WHAT THE TASK REQUIRES: Go through the data below line by line and count those containing the word "Pressure". Reply with the count only.

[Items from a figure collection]
——

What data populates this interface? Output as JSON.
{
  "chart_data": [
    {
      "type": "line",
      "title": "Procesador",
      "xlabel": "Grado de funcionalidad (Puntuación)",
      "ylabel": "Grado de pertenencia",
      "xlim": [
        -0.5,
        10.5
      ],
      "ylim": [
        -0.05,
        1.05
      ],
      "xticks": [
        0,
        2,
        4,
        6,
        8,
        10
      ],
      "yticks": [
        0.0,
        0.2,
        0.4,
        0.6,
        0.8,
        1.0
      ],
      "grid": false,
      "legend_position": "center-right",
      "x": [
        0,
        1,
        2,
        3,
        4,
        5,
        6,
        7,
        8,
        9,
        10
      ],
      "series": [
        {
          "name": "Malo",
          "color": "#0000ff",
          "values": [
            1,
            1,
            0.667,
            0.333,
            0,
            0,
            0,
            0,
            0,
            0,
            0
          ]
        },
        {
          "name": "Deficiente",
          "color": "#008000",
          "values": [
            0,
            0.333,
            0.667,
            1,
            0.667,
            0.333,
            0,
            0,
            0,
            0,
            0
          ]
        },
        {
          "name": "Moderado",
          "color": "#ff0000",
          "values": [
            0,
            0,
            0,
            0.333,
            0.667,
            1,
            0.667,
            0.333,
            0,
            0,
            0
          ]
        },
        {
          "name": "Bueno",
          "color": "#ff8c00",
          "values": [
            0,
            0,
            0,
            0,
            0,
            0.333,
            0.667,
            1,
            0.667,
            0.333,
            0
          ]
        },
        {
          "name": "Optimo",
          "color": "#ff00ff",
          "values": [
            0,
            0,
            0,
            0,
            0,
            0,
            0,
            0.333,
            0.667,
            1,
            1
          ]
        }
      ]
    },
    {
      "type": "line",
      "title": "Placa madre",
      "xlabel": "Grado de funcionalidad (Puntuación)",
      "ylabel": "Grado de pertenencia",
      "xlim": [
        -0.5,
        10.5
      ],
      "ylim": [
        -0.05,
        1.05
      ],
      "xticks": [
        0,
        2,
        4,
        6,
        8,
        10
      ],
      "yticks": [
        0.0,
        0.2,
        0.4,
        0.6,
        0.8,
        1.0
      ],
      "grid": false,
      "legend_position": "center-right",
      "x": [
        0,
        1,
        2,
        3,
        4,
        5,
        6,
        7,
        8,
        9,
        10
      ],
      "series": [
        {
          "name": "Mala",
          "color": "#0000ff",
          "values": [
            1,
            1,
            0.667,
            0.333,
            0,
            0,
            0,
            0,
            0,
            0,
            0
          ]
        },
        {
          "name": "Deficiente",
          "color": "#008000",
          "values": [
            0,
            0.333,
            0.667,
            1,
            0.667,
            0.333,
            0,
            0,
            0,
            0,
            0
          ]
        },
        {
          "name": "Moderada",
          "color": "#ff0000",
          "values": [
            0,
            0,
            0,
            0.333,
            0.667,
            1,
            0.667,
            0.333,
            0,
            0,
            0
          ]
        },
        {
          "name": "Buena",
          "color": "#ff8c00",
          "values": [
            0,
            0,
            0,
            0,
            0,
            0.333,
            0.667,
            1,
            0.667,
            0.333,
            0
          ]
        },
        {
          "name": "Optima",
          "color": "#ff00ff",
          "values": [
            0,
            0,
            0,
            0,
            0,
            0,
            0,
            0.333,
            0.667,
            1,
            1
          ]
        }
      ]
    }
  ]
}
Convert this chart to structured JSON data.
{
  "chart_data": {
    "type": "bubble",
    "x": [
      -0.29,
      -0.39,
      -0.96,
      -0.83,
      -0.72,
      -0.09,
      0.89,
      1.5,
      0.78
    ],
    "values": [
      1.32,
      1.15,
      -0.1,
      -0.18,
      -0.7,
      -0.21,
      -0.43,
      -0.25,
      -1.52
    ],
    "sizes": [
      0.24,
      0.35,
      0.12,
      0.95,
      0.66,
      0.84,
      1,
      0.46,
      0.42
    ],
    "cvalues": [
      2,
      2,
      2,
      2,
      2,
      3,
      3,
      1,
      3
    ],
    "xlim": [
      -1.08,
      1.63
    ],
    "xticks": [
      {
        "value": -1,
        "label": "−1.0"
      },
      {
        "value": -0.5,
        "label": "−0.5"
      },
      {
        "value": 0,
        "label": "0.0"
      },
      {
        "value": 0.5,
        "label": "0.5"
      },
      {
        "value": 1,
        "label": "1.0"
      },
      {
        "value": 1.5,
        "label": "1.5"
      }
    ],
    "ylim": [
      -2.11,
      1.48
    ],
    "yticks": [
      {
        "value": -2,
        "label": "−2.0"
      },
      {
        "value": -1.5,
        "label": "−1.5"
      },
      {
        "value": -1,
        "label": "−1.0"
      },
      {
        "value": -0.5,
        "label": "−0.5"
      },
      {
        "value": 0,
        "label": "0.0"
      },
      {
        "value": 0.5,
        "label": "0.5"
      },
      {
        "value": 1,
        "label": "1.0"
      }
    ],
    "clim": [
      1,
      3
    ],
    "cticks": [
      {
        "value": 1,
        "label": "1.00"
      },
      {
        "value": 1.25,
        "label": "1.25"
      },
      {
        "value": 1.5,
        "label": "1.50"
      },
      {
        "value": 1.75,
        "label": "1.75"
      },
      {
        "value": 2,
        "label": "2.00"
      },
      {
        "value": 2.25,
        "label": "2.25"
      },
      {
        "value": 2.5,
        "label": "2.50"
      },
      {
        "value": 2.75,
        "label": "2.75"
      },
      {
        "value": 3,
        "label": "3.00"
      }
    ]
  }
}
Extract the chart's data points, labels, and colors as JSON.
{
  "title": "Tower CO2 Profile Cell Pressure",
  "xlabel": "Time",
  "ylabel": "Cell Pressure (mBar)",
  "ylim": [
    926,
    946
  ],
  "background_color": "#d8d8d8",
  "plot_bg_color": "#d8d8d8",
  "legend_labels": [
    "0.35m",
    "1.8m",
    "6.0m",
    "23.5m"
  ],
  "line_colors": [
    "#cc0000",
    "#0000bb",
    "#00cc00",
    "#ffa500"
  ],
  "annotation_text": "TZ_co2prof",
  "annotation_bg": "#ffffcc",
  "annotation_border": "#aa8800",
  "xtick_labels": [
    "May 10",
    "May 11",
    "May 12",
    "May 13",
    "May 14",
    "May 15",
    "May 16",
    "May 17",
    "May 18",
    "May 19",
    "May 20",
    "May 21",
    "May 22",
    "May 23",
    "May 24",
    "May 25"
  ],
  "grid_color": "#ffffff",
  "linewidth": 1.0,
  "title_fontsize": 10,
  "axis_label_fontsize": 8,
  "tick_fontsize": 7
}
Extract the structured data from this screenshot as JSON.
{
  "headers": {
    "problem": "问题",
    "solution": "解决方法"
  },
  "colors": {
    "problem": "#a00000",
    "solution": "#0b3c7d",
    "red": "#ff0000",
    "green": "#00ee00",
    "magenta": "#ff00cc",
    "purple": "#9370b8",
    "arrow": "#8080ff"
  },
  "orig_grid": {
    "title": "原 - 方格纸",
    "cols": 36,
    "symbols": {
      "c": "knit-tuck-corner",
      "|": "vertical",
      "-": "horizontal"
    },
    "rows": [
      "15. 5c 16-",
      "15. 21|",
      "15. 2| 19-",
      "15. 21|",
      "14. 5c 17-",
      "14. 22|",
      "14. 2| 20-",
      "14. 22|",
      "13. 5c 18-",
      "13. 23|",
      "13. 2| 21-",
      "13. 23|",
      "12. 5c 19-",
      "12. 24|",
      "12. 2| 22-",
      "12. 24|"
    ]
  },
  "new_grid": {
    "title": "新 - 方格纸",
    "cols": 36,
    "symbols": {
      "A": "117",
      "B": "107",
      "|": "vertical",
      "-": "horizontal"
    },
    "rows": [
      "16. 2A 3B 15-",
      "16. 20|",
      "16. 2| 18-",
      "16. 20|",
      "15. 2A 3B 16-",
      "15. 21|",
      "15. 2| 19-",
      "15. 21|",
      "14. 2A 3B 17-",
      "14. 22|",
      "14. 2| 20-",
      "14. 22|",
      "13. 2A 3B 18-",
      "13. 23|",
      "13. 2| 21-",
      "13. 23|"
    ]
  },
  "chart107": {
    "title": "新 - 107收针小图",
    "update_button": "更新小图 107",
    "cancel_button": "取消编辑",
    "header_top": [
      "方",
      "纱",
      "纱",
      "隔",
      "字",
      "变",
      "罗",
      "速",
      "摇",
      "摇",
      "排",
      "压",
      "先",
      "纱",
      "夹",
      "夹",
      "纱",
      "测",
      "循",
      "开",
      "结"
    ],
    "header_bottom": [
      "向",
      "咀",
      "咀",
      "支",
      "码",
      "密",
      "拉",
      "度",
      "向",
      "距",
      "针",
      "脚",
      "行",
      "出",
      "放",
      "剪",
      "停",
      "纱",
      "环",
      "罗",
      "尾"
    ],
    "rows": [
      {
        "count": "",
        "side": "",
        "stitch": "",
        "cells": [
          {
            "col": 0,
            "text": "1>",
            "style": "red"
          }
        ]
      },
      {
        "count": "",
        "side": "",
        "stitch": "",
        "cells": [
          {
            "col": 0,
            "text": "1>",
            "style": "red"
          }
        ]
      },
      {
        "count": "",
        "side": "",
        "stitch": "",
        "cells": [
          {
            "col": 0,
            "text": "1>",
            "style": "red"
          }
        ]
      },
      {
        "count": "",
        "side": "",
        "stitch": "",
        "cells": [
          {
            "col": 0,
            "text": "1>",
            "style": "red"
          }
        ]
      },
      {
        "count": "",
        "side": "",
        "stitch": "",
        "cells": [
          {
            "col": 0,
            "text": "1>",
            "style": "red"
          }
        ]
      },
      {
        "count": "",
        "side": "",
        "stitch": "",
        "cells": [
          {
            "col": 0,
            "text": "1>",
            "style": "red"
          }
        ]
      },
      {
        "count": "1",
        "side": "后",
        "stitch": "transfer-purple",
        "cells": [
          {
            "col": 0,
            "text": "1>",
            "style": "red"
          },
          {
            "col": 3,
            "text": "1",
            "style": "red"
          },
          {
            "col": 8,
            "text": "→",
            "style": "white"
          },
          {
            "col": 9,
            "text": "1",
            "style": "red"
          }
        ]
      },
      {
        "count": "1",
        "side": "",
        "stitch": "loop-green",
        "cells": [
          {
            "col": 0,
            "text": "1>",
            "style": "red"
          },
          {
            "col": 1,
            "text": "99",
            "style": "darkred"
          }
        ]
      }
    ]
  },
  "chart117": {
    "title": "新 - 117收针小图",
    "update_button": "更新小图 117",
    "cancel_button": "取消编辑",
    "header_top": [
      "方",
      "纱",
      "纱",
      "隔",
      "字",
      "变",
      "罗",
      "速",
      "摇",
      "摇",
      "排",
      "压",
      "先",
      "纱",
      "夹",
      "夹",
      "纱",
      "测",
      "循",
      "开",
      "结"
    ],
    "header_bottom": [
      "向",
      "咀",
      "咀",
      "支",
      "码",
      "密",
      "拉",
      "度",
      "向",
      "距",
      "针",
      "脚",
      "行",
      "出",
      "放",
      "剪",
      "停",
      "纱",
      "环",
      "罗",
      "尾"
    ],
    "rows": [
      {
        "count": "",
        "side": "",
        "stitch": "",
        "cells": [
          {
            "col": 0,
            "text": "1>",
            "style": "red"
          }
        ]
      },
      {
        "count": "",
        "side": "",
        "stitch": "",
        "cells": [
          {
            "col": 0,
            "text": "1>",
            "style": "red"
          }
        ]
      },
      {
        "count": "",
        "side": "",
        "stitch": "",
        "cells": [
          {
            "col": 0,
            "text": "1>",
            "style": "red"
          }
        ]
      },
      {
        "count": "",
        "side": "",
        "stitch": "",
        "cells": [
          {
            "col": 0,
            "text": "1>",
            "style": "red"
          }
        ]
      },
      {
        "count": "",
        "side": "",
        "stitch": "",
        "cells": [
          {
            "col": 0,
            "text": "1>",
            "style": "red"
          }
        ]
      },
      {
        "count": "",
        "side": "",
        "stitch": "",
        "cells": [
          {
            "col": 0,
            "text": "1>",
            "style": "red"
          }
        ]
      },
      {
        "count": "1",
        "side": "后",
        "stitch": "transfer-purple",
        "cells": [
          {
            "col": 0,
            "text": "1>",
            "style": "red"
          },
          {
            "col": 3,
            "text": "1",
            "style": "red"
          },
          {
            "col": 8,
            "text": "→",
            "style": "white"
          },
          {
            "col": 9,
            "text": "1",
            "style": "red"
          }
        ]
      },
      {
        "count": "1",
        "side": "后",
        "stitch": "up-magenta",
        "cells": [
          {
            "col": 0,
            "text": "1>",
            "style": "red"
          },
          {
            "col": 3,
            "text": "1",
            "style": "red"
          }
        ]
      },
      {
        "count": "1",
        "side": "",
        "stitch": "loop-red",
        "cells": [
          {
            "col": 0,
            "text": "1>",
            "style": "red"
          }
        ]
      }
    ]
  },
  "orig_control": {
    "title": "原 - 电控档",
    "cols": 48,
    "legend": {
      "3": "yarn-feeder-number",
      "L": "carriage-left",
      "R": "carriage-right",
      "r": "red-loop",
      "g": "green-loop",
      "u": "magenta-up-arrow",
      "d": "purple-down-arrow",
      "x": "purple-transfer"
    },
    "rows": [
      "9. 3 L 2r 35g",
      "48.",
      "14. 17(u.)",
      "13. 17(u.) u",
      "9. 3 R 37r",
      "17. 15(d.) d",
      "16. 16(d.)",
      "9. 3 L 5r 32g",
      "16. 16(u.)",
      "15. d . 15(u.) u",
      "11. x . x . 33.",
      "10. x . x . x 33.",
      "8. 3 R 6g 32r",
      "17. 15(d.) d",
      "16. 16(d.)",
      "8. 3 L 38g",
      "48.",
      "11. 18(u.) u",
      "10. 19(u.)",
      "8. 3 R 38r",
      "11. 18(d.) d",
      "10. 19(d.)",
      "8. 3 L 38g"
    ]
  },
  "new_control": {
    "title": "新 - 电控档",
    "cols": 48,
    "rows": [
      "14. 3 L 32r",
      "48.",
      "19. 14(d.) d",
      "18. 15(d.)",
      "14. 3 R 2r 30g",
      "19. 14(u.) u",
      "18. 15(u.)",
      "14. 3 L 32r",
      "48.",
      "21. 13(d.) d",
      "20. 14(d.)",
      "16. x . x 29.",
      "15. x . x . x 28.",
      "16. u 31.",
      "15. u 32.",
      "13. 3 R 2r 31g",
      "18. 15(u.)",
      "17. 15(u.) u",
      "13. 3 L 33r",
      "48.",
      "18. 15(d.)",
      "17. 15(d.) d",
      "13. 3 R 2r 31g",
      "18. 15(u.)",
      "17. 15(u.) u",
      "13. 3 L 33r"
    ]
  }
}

——

ANSWER FOR THE TASK: 2